DO THIS: Reproduce all the material exactly, minus any pictures it holds.

___ ITEMS ___

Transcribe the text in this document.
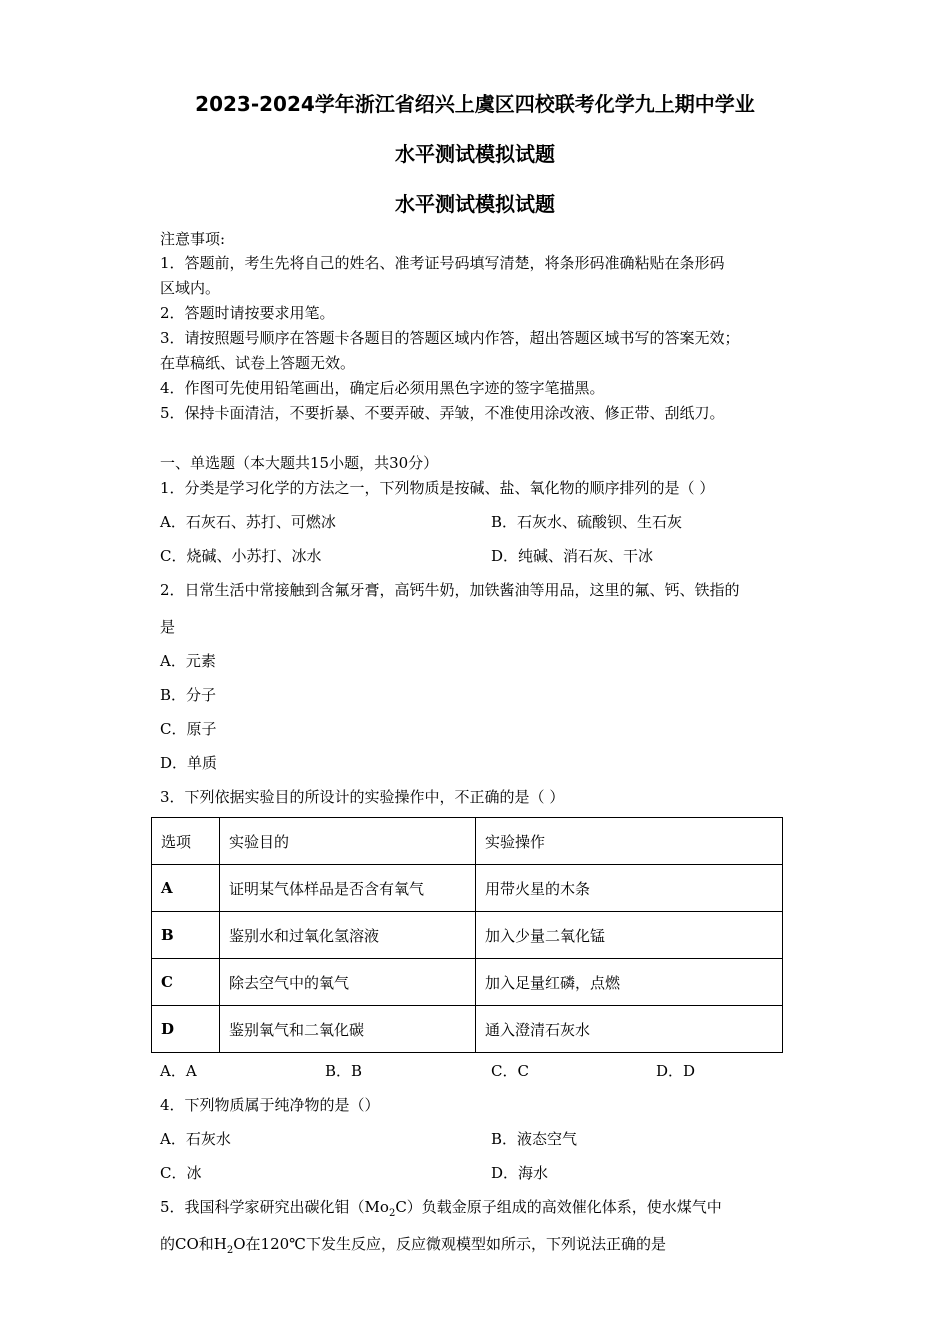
2023-2024学年浙江省绍兴上虞区四校联考化学九上期中学业
水平测试模拟试题
水平测试模拟试题
注意事项:
1．答题前，考生先将自己的姓名、准考证号码填写清楚，将条形码准确粘贴在条形码
区域内。
2．答题时请按要求用笔。
3．请按照题号顺序在答题卡各题目的答题区域内作答，超出答题区域书写的答案无效；
在草稿纸、试卷上答题无效。
4．作图可先使用铅笔画出，确定后必须用黑色字迹的签字笔描黑。
5．保持卡面清洁，不要折暴、不要弄破、弄皱，不准使用涂改液、修正带、刮纸刀。
一、单选题（本大题共15小题，共30分）
1．分类是学习化学的方法之一，下列物质是按碱、盐、氧化物的顺序排列的是（ ）
A．石灰石、苏打、可燃冰	B．石灰水、硫酸钡、生石灰
C．烧碱、小苏打、冰水	D．纯碱、消石灰、干冰
2．日常生活中常接触到含氟牙膏，高钙牛奶，加铁酱油等用品，这里的氟、钙、铁指的
是
A．元素
B．分子
C．原子
D．单质
3．下列依据实验目的所设计的实验操作中，不正确的是（ ）
选项	实验目的	实验操作
A	证明某气体样品是否含有氧气	用带火星的木条
B	鉴别水和过氧化氢溶液	加入少量二氧化锰
C	除去空气中的氧气	加入足量红磷，点燃
D	鉴别氧气和二氧化碳	通入澄清石灰水
A．A	B．B	C．C	D．D
4．下列物质属于纯净物的是（）
A．石灰水	B．液态空气
C．冰	D．海水
5．我国科学家研究出碳化钼$(Mo_2C)$负载金原子组成的高效催化体系，使水煤气中
的CO和$H_2O$在120℃下发生反应，反应微观模型如所示，下列说法正确的是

___

RESULT OF THE TASK:
Transcribe the text in this document.
2023-2024学年浙江省绍兴上虞区四校联考化学九上期中学业
水平测试模拟试题
水平测试模拟试题
注意事项:
1．答题前，考生先将自己的姓名、准考证号码填写清楚，将条形码准确粘贴在条形码
区域内。
2．答题时请按要求用笔。
3．请按照题号顺序在答题卡各题目的答题区域内作答，超出答题区域书写的答案无效；
在草稿纸、试卷上答题无效。
4．作图可先使用铅笔画出，确定后必须用黑色字迹的签字笔描黑。
5．保持卡面清洁，不要折暴、不要弄破、弄皱，不准使用涂改液、修正带、刮纸刀。
一、单选题（本大题共15小题，共30分）
1．分类是学习化学的方法之一，下列物质是按碱、盐、氧化物的顺序排列的是（ ）
A．石灰石、苏打、可燃冰	B．石灰水、硫酸钡、生石灰
C．烧碱、小苏打、冰水	D．纯碱、消石灰、干冰
2．日常生活中常接触到含氟牙膏，高钙牛奶，加铁酱油等用品，这里的氟、钙、铁指的
是
A．元素
B．分子
C．原子
D．单质
3．下列依据实验目的所设计的实验操作中，不正确的是（ ）
选项	实验目的	实验操作
A	证明某气体样品是否含有氧气	用带火星的木条
B	鉴别水和过氧化氢溶液	加入少量二氧化锰
C	除去空气中的氧气	加入足量红磷，点燃
D	鉴别氧气和二氧化碳	通入澄清石灰水
A．A	B．B	C．C	D．D
4．下列物质属于纯净物的是（）
A．石灰水	B．液态空气
C．冰	D．海水
5．我国科学家研究出碳化钼$(Mo_2C)$负载金原子组成的高效催化体系，使水煤气中
的CO和$H_2O$在120℃下发生反应，反应微观模型如所示，下列说法正确的是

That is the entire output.